- GIVEN REQUEST
Copy the lines of the items from the line containing "292, 858, 367]" through the line containing "153, 358, 197]", both included, exactly as they appear.

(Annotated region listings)
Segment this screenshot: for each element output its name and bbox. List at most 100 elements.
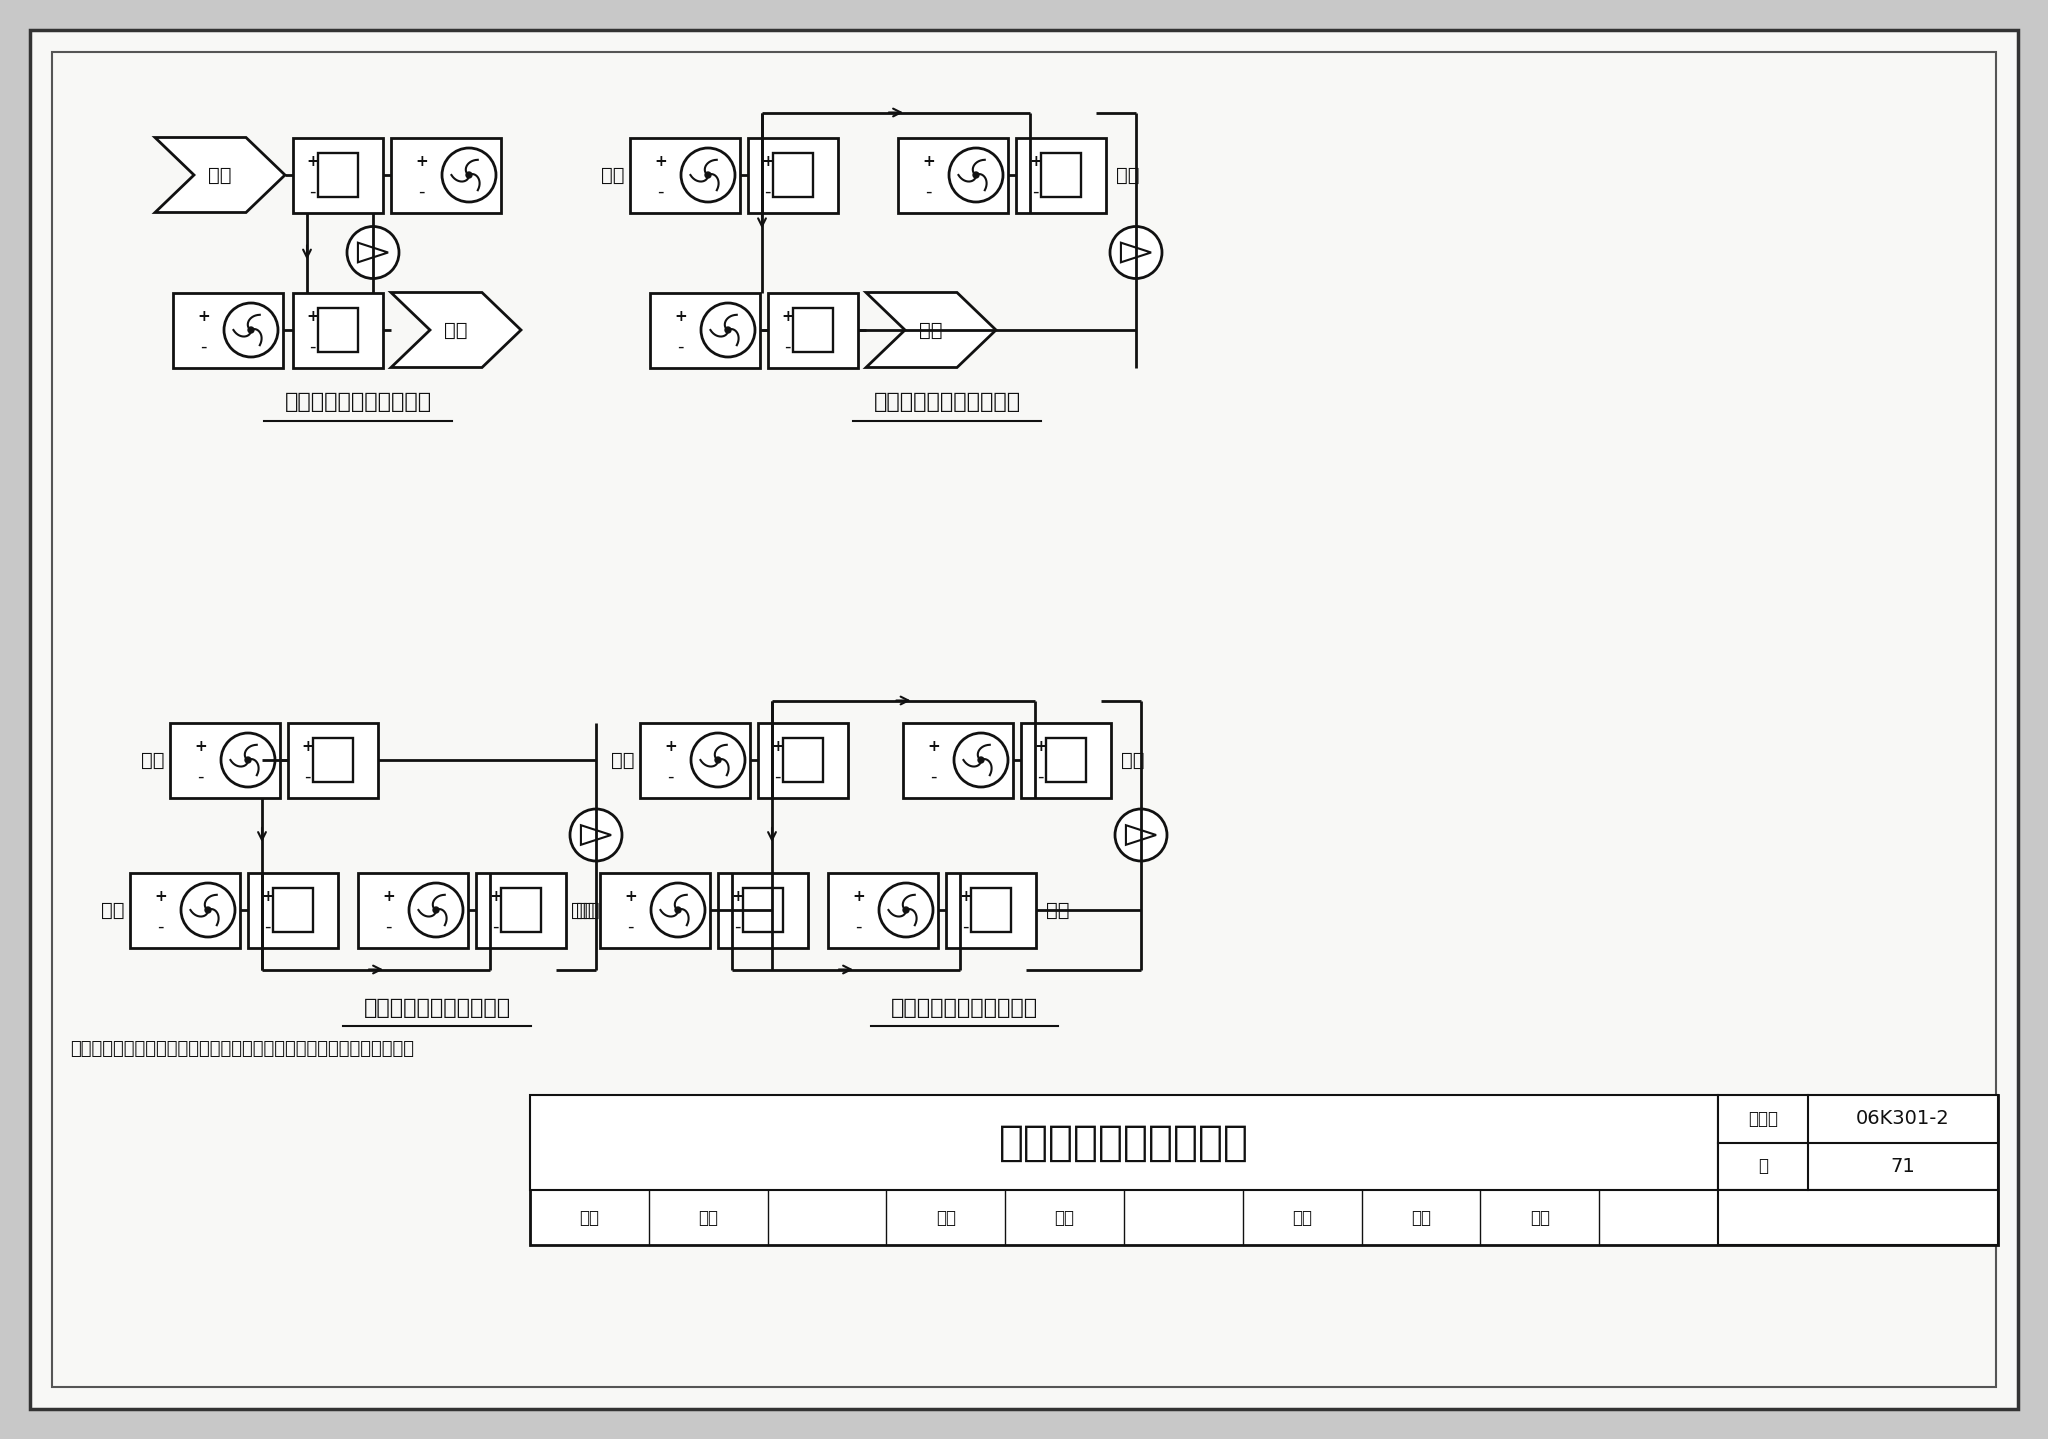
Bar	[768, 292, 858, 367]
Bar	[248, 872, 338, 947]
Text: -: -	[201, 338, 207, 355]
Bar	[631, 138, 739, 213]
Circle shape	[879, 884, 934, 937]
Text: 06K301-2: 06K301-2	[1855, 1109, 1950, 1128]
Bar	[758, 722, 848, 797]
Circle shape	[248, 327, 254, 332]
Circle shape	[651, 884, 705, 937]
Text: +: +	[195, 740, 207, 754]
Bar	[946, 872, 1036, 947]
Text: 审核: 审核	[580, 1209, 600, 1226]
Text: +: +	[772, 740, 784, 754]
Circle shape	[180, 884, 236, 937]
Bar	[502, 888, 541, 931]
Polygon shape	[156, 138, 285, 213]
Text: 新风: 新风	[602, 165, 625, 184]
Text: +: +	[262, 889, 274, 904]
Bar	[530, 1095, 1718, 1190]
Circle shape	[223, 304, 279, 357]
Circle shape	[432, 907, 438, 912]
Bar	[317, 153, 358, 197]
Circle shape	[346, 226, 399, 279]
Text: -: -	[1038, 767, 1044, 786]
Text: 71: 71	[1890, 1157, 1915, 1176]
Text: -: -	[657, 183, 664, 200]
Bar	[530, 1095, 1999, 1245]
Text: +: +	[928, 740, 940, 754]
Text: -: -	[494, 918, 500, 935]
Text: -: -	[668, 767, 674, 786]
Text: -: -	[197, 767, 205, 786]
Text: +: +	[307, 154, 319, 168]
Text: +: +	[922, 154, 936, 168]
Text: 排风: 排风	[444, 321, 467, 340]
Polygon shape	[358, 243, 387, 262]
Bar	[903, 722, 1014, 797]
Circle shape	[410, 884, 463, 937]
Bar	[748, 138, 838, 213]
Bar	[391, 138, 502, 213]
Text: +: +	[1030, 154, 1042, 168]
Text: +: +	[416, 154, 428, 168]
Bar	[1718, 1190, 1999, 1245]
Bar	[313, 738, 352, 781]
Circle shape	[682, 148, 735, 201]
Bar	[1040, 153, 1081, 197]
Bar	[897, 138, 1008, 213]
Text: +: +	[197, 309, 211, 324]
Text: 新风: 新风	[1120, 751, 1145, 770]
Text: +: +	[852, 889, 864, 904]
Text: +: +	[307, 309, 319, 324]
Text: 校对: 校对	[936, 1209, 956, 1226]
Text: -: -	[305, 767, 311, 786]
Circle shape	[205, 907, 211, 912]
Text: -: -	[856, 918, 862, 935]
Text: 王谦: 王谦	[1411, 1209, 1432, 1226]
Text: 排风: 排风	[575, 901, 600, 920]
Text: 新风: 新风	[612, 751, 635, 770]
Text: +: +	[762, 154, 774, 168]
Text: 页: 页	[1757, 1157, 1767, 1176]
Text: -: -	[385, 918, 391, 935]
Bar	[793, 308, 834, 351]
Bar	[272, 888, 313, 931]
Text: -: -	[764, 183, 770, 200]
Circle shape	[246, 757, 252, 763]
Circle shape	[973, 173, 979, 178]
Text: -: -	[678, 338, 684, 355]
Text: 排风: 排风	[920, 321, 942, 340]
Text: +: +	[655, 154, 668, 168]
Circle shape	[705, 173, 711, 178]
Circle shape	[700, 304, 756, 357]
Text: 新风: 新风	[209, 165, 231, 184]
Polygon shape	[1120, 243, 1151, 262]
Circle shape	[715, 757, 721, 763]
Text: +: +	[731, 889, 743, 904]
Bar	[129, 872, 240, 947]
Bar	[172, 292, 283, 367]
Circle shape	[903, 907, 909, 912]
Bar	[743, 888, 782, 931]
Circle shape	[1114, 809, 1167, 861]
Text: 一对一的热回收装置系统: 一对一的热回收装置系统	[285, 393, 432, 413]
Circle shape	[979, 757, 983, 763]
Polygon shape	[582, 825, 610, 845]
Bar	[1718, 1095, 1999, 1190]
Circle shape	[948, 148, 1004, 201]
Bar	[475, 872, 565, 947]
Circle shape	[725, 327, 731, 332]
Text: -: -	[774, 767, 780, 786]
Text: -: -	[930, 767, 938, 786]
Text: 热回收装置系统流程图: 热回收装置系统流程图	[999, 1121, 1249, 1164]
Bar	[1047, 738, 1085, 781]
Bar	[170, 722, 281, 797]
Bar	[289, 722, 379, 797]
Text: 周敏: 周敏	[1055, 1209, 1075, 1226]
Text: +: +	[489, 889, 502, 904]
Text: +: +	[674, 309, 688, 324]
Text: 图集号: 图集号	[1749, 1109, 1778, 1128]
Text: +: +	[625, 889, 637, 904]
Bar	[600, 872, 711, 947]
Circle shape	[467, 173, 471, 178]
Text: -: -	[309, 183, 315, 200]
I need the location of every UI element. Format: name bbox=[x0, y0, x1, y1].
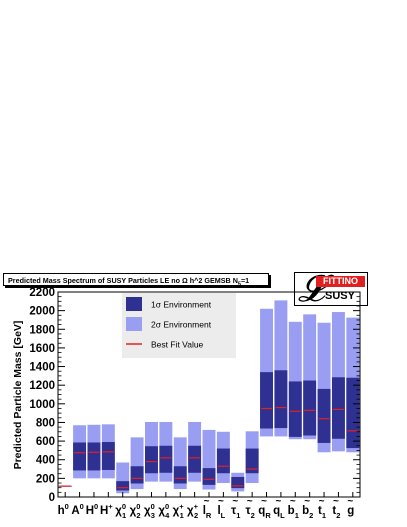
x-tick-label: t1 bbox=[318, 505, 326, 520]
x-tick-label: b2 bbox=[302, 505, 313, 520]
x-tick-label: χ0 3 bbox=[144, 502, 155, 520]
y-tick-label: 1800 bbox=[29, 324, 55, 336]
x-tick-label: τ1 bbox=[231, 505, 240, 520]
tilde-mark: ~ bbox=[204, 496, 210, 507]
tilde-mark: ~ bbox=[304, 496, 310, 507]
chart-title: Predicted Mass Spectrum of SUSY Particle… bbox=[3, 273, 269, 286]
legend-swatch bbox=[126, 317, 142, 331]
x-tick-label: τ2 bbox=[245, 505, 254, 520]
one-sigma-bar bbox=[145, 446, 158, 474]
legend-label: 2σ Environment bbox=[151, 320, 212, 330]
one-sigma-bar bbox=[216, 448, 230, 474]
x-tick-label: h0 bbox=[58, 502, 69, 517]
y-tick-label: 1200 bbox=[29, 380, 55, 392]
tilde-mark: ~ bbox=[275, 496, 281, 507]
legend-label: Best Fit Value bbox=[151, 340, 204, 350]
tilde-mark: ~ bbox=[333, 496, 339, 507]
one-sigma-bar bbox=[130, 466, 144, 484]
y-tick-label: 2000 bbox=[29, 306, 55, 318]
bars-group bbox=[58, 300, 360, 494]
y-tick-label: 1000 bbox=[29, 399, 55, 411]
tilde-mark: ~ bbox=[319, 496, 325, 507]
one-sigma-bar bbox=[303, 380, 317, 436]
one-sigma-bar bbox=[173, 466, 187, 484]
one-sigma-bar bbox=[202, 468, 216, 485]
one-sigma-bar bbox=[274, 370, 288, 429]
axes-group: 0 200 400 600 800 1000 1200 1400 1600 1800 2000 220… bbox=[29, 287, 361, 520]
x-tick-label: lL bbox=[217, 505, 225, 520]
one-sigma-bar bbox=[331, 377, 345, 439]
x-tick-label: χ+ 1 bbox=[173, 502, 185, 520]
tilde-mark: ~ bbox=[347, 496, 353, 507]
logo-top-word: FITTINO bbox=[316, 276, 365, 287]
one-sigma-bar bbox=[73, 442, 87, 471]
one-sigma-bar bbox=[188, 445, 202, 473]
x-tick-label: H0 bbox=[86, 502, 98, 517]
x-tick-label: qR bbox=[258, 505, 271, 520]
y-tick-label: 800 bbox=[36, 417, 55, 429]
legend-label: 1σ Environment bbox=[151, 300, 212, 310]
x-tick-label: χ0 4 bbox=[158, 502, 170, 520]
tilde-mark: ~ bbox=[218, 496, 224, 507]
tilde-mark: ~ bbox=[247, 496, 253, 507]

- WRITTEN REPLY
Bar	[768, 292, 858, 367]
Bar	[248, 872, 338, 947]
Text: -: -	[201, 338, 207, 355]
Bar	[631, 138, 739, 213]
Circle shape	[879, 884, 934, 937]
Text: 06K301-2: 06K301-2	[1855, 1109, 1950, 1128]
Bar	[758, 722, 848, 797]
Circle shape	[248, 327, 254, 332]
Circle shape	[651, 884, 705, 937]
Text: +: +	[195, 740, 207, 754]
Bar	[946, 872, 1036, 947]
Text: 审核: 审核	[580, 1209, 600, 1226]
Text: +: +	[772, 740, 784, 754]
Circle shape	[180, 884, 236, 937]
Bar	[502, 888, 541, 931]
Polygon shape	[156, 138, 285, 213]
Text: 新风: 新风	[602, 165, 625, 184]
Text: +: +	[262, 889, 274, 904]
Bar	[530, 1095, 1718, 1190]
Circle shape	[223, 304, 279, 357]
Circle shape	[432, 907, 438, 912]
Bar	[317, 153, 358, 197]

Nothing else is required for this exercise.